• Task details: Please set down all the lines beneath this one exactly, without the pictures.

### Data

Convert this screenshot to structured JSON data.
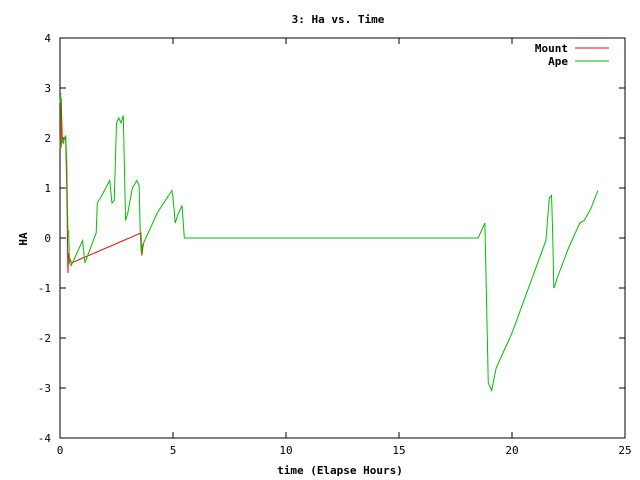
{
  "chart_data": {
    "type": "line",
    "title": "3: Ha vs. Time",
    "xlabel": "time (Elapse Hours)",
    "ylabel": "HA",
    "xlim": [
      0,
      25
    ],
    "ylim": [
      -4,
      4
    ],
    "x_ticks": [
      0,
      5,
      10,
      15,
      20,
      25
    ],
    "y_ticks": [
      -4,
      -3,
      -2,
      -1,
      0,
      1,
      2,
      3,
      4
    ],
    "grid": false,
    "legend_position": "top-right",
    "series": [
      {
        "name": "Mount",
        "color": "#ff0000",
        "x": [
          0.0,
          0.05,
          0.1,
          0.25,
          0.3,
          0.33,
          0.35,
          0.38,
          0.42,
          0.5,
          3.58,
          3.62,
          3.66,
          3.7
        ],
        "y": [
          1.8,
          2.8,
          1.95,
          2.0,
          1.0,
          0.0,
          -0.7,
          -0.3,
          -0.4,
          -0.5,
          0.1,
          -0.35,
          -0.2,
          -0.1
        ]
      },
      {
        "name": "Ape",
        "color": "#00c000",
        "x": [
          0.0,
          0.03,
          0.05,
          0.07,
          0.1,
          0.15,
          0.2,
          0.25,
          0.3,
          0.35,
          0.38,
          0.42,
          0.5,
          0.6,
          1.0,
          1.1,
          1.6,
          1.65,
          1.85,
          2.2,
          2.3,
          2.4,
          2.5,
          2.6,
          2.7,
          2.8,
          2.9,
          3.0,
          3.2,
          3.4,
          3.5,
          3.55,
          3.6,
          3.65,
          4.3,
          4.95,
          5.0,
          5.1,
          5.2,
          5.3,
          5.4,
          5.5,
          10.0,
          15.0,
          18.5,
          18.7,
          18.8,
          18.95,
          19.1,
          19.3,
          20.0,
          21.5,
          21.65,
          21.75,
          21.8,
          21.85,
          21.9,
          22.0,
          22.5,
          23.0,
          23.2,
          23.5,
          23.8
        ],
        "y": [
          2.7,
          2.9,
          1.8,
          1.9,
          1.95,
          1.9,
          2.0,
          2.05,
          1.5,
          0.1,
          0.15,
          -0.5,
          -0.55,
          -0.45,
          -0.05,
          -0.5,
          0.1,
          0.7,
          0.85,
          1.15,
          0.7,
          0.75,
          2.3,
          2.4,
          2.3,
          2.45,
          0.35,
          0.5,
          1.0,
          1.15,
          1.05,
          0.1,
          -0.3,
          -0.15,
          0.5,
          0.95,
          0.8,
          0.3,
          0.45,
          0.55,
          0.65,
          0.0,
          0.0,
          0.0,
          0.0,
          0.2,
          0.3,
          -2.9,
          -3.05,
          -2.6,
          -1.9,
          -0.05,
          0.8,
          0.85,
          0.1,
          -1.0,
          -0.95,
          -0.8,
          -0.2,
          0.3,
          0.35,
          0.6,
          0.95
        ]
      }
    ]
  }
}
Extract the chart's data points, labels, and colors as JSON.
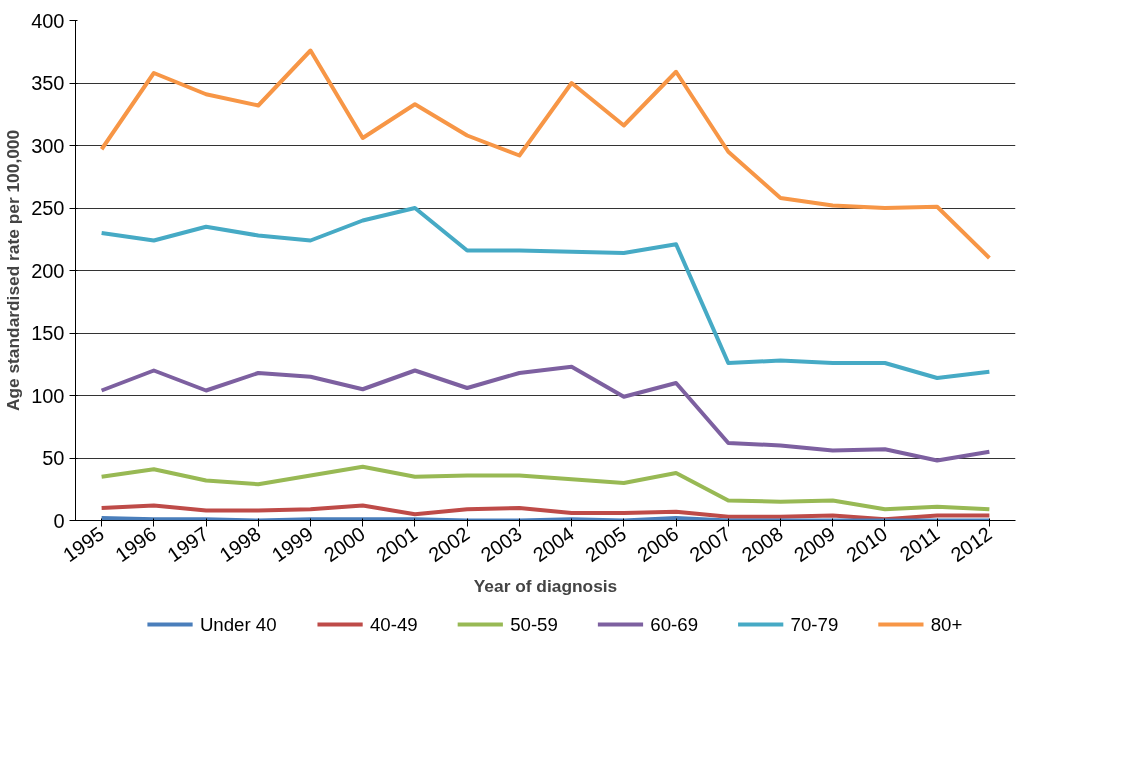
{
  "chart_data": {
    "type": "line",
    "xlabel": "Year of diagnosis",
    "ylabel": "Age standardised rate per 100,000",
    "categories": [
      "1995",
      "1996",
      "1997",
      "1998",
      "1999",
      "2000",
      "2001",
      "2002",
      "2003",
      "2004",
      "2005",
      "2006",
      "2007",
      "2008",
      "2009",
      "2010",
      "2011",
      "2012"
    ],
    "ylim": [
      0,
      400
    ],
    "yticks": [
      0,
      50,
      100,
      150,
      200,
      250,
      300,
      350,
      400
    ],
    "grid": "y",
    "legend": "bottom",
    "marker": "none",
    "line_style": "solid",
    "series": [
      {
        "name": "Under 40",
        "color": "#4a7ebb",
        "values": [
          2,
          1,
          1,
          0,
          1,
          1,
          1,
          0,
          0,
          1,
          0,
          2,
          0,
          0,
          0,
          0,
          0,
          0
        ]
      },
      {
        "name": "40-49",
        "color": "#be4b48",
        "values": [
          10,
          12,
          8,
          8,
          9,
          12,
          5,
          9,
          10,
          6,
          6,
          7,
          3,
          3,
          4,
          1,
          4,
          4
        ]
      },
      {
        "name": "50-59",
        "color": "#98b954",
        "values": [
          35,
          41,
          32,
          29,
          36,
          43,
          35,
          36,
          36,
          33,
          30,
          38,
          16,
          15,
          16,
          9,
          11,
          9
        ]
      },
      {
        "name": "60-69",
        "color": "#7d60a0",
        "values": [
          104,
          120,
          104,
          118,
          115,
          105,
          120,
          106,
          118,
          123,
          99,
          110,
          62,
          60,
          56,
          57,
          48,
          55
        ]
      },
      {
        "name": "70-79",
        "color": "#46aac5",
        "values": [
          230,
          224,
          235,
          228,
          224,
          240,
          250,
          216,
          216,
          215,
          214,
          221,
          126,
          128,
          126,
          126,
          114,
          119
        ]
      },
      {
        "name": "80+",
        "color": "#f79646",
        "values": [
          297,
          358,
          341,
          332,
          376,
          306,
          333,
          308,
          292,
          350,
          316,
          359,
          295,
          258,
          252,
          250,
          251,
          210
        ]
      }
    ]
  }
}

######

• Complete output:
Convert this screenshot to structured JSON data.
{
  "chart_data": {
    "type": "line",
    "title": "3: Ha vs. Time",
    "xlabel": "time (Elapse Hours)",
    "ylabel": "HA",
    "xlim": [
      0,
      25
    ],
    "ylim": [
      -4,
      4
    ],
    "x_ticks": [
      0,
      5,
      10,
      15,
      20,
      25
    ],
    "y_ticks": [
      -4,
      -3,
      -2,
      -1,
      0,
      1,
      2,
      3,
      4
    ],
    "grid": false,
    "legend_position": "top-right",
    "series": [
      {
        "name": "Mount",
        "color": "#ff0000",
        "x": [
          0.0,
          0.05,
          0.1,
          0.25,
          0.3,
          0.33,
          0.35,
          0.38,
          0.42,
          0.5,
          3.58,
          3.62,
          3.66,
          3.7
        ],
        "y": [
          1.8,
          2.8,
          1.95,
          2.0,
          1.0,
          0.0,
          -0.7,
          -0.3,
          -0.4,
          -0.5,
          0.1,
          -0.35,
          -0.2,
          -0.1
        ]
      },
      {
        "name": "Ape",
        "color": "#00c000",
        "x": [
          0.0,
          0.03,
          0.05,
          0.07,
          0.1,
          0.15,
          0.2,
          0.25,
          0.3,
          0.35,
          0.38,
          0.42,
          0.5,
          0.6,
          1.0,
          1.1,
          1.6,
          1.65,
          1.85,
          2.2,
          2.3,
          2.4,
          2.5,
          2.6,
          2.7,
          2.8,
          2.9,
          3.0,
          3.2,
          3.4,
          3.5,
          3.55,
          3.6,
          3.65,
          4.3,
          4.95,
          5.0,
          5.1,
          5.2,
          5.3,
          5.4,
          5.5,
          10.0,
          15.0,
          18.5,
          18.7,
          18.8,
          18.95,
          19.1,
          19.3,
          20.0,
          21.5,
          21.65,
          21.75,
          21.8,
          21.85,
          21.9,
          22.0,
          22.5,
          23.0,
          23.2,
          23.5,
          23.8
        ],
        "y": [
          2.7,
          2.9,
          1.8,
          1.9,
          1.95,
          1.9,
          2.0,
          2.05,
          1.5,
          0.1,
          0.15,
          -0.5,
          -0.55,
          -0.45,
          -0.05,
          -0.5,
          0.1,
          0.7,
          0.85,
          1.15,
          0.7,
          0.75,
          2.3,
          2.4,
          2.3,
          2.45,
          0.35,
          0.5,
          1.0,
          1.15,
          1.05,
          0.1,
          -0.3,
          -0.15,
          0.5,
          0.95,
          0.8,
          0.3,
          0.45,
          0.55,
          0.65,
          0.0,
          0.0,
          0.0,
          0.0,
          0.2,
          0.3,
          -2.9,
          -3.05,
          -2.6,
          -1.9,
          -0.05,
          0.8,
          0.85,
          0.1,
          -1.0,
          -0.95,
          -0.8,
          -0.2,
          0.3,
          0.35,
          0.6,
          0.95
        ]
      }
    ]
  }
}
Extract the chart's data points, labels, and colors as JSON.
{
  "chart_data": {
    "type": "line",
    "xlabel": "Year of diagnosis",
    "ylabel": "Age standardised rate per 100,000",
    "categories": [
      "1995",
      "1996",
      "1997",
      "1998",
      "1999",
      "2000",
      "2001",
      "2002",
      "2003",
      "2004",
      "2005",
      "2006",
      "2007",
      "2008",
      "2009",
      "2010",
      "2011",
      "2012"
    ],
    "ylim": [
      0,
      400
    ],
    "yticks": [
      0,
      50,
      100,
      150,
      200,
      250,
      300,
      350,
      400
    ],
    "grid": "y",
    "legend": "bottom",
    "marker": "none",
    "line_style": "solid",
    "series": [
      {
        "name": "Under 40",
        "color": "#4a7ebb",
        "values": [
          2,
          1,
          1,
          0,
          1,
          1,
          1,
          0,
          0,
          1,
          0,
          2,
          0,
          0,
          0,
          0,
          0,
          0
        ]
      },
      {
        "name": "40-49",
        "color": "#be4b48",
        "values": [
          10,
          12,
          8,
          8,
          9,
          12,
          5,
          9,
          10,
          6,
          6,
          7,
          3,
          3,
          4,
          1,
          4,
          4
        ]
      },
      {
        "name": "50-59",
        "color": "#98b954",
        "values": [
          35,
          41,
          32,
          29,
          36,
          43,
          35,
          36,
          36,
          33,
          30,
          38,
          16,
          15,
          16,
          9,
          11,
          9
        ]
      },
      {
        "name": "60-69",
        "color": "#7d60a0",
        "values": [
          104,
          120,
          104,
          118,
          115,
          105,
          120,
          106,
          118,
          123,
          99,
          110,
          62,
          60,
          56,
          57,
          48,
          55
        ]
      },
      {
        "name": "70-79",
        "color": "#46aac5",
        "values": [
          230,
          224,
          235,
          228,
          224,
          240,
          250,
          216,
          216,
          215,
          214,
          221,
          126,
          128,
          126,
          126,
          114,
          119
        ]
      },
      {
        "name": "80+",
        "color": "#f79646",
        "values": [
          297,
          358,
          341,
          332,
          376,
          306,
          333,
          308,
          292,
          350,
          316,
          359,
          295,
          258,
          252,
          250,
          251,
          210
        ]
      }
    ]
  }
}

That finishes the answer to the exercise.